What the task asks:
Across all the lines below, how many contain the string "capital"? Please reply with the number only.

Data for this task:

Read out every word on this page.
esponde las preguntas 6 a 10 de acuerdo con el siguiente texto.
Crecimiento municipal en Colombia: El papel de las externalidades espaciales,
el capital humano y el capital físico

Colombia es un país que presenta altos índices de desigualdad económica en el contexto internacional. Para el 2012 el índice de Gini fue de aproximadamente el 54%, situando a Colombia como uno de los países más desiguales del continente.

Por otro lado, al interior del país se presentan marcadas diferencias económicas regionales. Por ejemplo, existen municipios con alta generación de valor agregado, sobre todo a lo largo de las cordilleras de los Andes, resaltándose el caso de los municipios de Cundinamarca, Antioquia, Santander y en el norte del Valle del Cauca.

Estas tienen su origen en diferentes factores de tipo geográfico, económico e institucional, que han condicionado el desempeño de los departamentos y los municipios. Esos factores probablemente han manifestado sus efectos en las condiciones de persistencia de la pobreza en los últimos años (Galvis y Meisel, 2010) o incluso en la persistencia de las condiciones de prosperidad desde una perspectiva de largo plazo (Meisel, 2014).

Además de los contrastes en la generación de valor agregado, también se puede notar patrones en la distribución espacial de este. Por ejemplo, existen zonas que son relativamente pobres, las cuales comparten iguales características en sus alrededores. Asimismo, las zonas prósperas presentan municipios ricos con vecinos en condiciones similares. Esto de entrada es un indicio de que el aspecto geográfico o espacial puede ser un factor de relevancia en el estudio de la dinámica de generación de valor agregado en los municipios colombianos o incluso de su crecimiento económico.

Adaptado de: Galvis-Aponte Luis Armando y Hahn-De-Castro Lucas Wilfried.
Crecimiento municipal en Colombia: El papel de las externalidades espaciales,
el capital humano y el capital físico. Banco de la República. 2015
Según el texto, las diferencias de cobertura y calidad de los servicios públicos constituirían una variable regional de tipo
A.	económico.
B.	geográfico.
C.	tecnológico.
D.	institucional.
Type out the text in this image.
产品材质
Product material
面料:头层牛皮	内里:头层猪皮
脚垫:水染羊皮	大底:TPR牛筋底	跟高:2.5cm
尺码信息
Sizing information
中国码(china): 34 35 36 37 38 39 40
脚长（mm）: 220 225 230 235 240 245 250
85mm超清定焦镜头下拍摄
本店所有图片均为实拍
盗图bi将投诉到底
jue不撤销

Correct result:
2